#### Material for the task

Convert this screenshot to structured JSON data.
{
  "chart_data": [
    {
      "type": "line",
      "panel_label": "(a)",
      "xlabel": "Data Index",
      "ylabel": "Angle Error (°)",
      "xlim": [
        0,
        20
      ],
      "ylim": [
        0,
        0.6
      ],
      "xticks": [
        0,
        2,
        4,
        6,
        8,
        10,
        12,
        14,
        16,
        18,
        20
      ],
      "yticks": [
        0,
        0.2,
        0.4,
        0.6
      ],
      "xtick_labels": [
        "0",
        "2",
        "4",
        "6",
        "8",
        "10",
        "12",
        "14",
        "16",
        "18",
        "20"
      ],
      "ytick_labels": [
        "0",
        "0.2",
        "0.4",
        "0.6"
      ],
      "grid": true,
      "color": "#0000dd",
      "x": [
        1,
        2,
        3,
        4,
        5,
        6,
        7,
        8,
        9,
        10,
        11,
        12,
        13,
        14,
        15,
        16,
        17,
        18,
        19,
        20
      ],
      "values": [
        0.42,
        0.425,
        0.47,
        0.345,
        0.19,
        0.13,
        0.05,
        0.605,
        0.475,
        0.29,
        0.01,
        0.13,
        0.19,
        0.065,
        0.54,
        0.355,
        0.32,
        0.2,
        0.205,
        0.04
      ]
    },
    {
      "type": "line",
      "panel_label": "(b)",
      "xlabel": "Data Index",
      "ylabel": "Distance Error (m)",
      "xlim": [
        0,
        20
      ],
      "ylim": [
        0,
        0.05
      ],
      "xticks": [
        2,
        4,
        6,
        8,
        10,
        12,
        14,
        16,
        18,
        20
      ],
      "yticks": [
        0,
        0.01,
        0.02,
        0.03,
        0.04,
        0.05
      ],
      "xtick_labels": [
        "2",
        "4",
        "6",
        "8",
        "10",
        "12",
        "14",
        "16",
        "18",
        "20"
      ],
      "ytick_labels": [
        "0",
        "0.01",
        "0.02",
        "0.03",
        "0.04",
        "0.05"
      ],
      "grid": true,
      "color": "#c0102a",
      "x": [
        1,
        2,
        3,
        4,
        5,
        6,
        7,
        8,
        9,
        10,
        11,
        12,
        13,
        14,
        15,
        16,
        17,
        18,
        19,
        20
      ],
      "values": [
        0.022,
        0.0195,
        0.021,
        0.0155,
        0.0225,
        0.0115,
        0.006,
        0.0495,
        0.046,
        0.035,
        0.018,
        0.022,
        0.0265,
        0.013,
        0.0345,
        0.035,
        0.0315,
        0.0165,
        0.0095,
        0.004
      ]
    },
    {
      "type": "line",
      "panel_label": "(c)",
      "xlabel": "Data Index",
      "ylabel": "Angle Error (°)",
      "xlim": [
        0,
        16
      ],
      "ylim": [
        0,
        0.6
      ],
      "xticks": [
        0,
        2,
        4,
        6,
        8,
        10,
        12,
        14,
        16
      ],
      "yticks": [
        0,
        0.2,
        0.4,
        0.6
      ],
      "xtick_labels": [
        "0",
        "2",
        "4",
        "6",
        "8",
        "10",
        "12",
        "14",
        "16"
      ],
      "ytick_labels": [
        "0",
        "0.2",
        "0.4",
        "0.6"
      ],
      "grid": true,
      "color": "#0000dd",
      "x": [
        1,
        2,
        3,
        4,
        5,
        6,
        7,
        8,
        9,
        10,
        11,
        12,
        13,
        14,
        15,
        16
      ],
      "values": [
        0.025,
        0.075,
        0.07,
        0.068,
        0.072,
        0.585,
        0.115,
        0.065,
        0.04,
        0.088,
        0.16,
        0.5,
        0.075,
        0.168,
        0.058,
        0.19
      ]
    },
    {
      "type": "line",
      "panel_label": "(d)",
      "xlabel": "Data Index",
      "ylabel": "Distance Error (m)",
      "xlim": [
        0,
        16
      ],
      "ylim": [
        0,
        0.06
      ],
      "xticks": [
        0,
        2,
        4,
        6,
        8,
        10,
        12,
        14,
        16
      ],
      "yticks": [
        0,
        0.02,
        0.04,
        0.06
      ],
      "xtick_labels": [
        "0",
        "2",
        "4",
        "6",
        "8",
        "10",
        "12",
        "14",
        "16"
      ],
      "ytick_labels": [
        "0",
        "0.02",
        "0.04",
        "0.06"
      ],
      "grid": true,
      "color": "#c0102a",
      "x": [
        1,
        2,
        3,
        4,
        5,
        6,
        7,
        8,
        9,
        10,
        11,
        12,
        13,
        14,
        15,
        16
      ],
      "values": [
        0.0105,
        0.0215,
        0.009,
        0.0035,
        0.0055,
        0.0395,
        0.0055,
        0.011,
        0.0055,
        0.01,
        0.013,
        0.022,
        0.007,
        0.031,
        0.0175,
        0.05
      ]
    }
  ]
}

########

### Problem details
Return the entries in full, keeping every line exactly as it is.

### Solution
Convert this screenshot to structured JSON data.
{
  "chart_data": [
    {
      "type": "line",
      "panel_label": "(a)",
      "xlabel": "Data Index",
      "ylabel": "Angle Error (°)",
      "xlim": [
        0,
        20
      ],
      "ylim": [
        0,
        0.6
      ],
      "xticks": [
        0,
        2,
        4,
        6,
        8,
        10,
        12,
        14,
        16,
        18,
        20
      ],
      "yticks": [
        0,
        0.2,
        0.4,
        0.6
      ],
      "xtick_labels": [
        "0",
        "2",
        "4",
        "6",
        "8",
        "10",
        "12",
        "14",
        "16",
        "18",
        "20"
      ],
      "ytick_labels": [
        "0",
        "0.2",
        "0.4",
        "0.6"
      ],
      "grid": true,
      "color": "#0000dd",
      "x": [
        1,
        2,
        3,
        4,
        5,
        6,
        7,
        8,
        9,
        10,
        11,
        12,
        13,
        14,
        15,
        16,
        17,
        18,
        19,
        20
      ],
      "values": [
        0.42,
        0.425,
        0.47,
        0.345,
        0.19,
        0.13,
        0.05,
        0.605,
        0.475,
        0.29,
        0.01,
        0.13,
        0.19,
        0.065,
        0.54,
        0.355,
        0.32,
        0.2,
        0.205,
        0.04
      ]
    },
    {
      "type": "line",
      "panel_label": "(b)",
      "xlabel": "Data Index",
      "ylabel": "Distance Error (m)",
      "xlim": [
        0,
        20
      ],
      "ylim": [
        0,
        0.05
      ],
      "xticks": [
        2,
        4,
        6,
        8,
        10,
        12,
        14,
        16,
        18,
        20
      ],
      "yticks": [
        0,
        0.01,
        0.02,
        0.03,
        0.04,
        0.05
      ],
      "xtick_labels": [
        "2",
        "4",
        "6",
        "8",
        "10",
        "12",
        "14",
        "16",
        "18",
        "20"
      ],
      "ytick_labels": [
        "0",
        "0.01",
        "0.02",
        "0.03",
        "0.04",
        "0.05"
      ],
      "grid": true,
      "color": "#c0102a",
      "x": [
        1,
        2,
        3,
        4,
        5,
        6,
        7,
        8,
        9,
        10,
        11,
        12,
        13,
        14,
        15,
        16,
        17,
        18,
        19,
        20
      ],
      "values": [
        0.022,
        0.0195,
        0.021,
        0.0155,
        0.0225,
        0.0115,
        0.006,
        0.0495,
        0.046,
        0.035,
        0.018,
        0.022,
        0.0265,
        0.013,
        0.0345,
        0.035,
        0.0315,
        0.0165,
        0.0095,
        0.004
      ]
    },
    {
      "type": "line",
      "panel_label": "(c)",
      "xlabel": "Data Index",
      "ylabel": "Angle Error (°)",
      "xlim": [
        0,
        16
      ],
      "ylim": [
        0,
        0.6
      ],
      "xticks": [
        0,
        2,
        4,
        6,
        8,
        10,
        12,
        14,
        16
      ],
      "yticks": [
        0,
        0.2,
        0.4,
        0.6
      ],
      "xtick_labels": [
        "0",
        "2",
        "4",
        "6",
        "8",
        "10",
        "12",
        "14",
        "16"
      ],
      "ytick_labels": [
        "0",
        "0.2",
        "0.4",
        "0.6"
      ],
      "grid": true,
      "color": "#0000dd",
      "x": [
        1,
        2,
        3,
        4,
        5,
        6,
        7,
        8,
        9,
        10,
        11,
        12,
        13,
        14,
        15,
        16
      ],
      "values": [
        0.025,
        0.075,
        0.07,
        0.068,
        0.072,
        0.585,
        0.115,
        0.065,
        0.04,
        0.088,
        0.16,
        0.5,
        0.075,
        0.168,
        0.058,
        0.19
      ]
    },
    {
      "type": "line",
      "panel_label": "(d)",
      "xlabel": "Data Index",
      "ylabel": "Distance Error (m)",
      "xlim": [
        0,
        16
      ],
      "ylim": [
        0,
        0.06
      ],
      "xticks": [
        0,
        2,
        4,
        6,
        8,
        10,
        12,
        14,
        16
      ],
      "yticks": [
        0,
        0.02,
        0.04,
        0.06
      ],
      "xtick_labels": [
        "0",
        "2",
        "4",
        "6",
        "8",
        "10",
        "12",
        "14",
        "16"
      ],
      "ytick_labels": [
        "0",
        "0.02",
        "0.04",
        "0.06"
      ],
      "grid": true,
      "color": "#c0102a",
      "x": [
        1,
        2,
        3,
        4,
        5,
        6,
        7,
        8,
        9,
        10,
        11,
        12,
        13,
        14,
        15,
        16
      ],
      "values": [
        0.0105,
        0.0215,
        0.009,
        0.0035,
        0.0055,
        0.0395,
        0.0055,
        0.011,
        0.0055,
        0.01,
        0.013,
        0.022,
        0.007,
        0.031,
        0.0175,
        0.05
      ]
    }
  ]
}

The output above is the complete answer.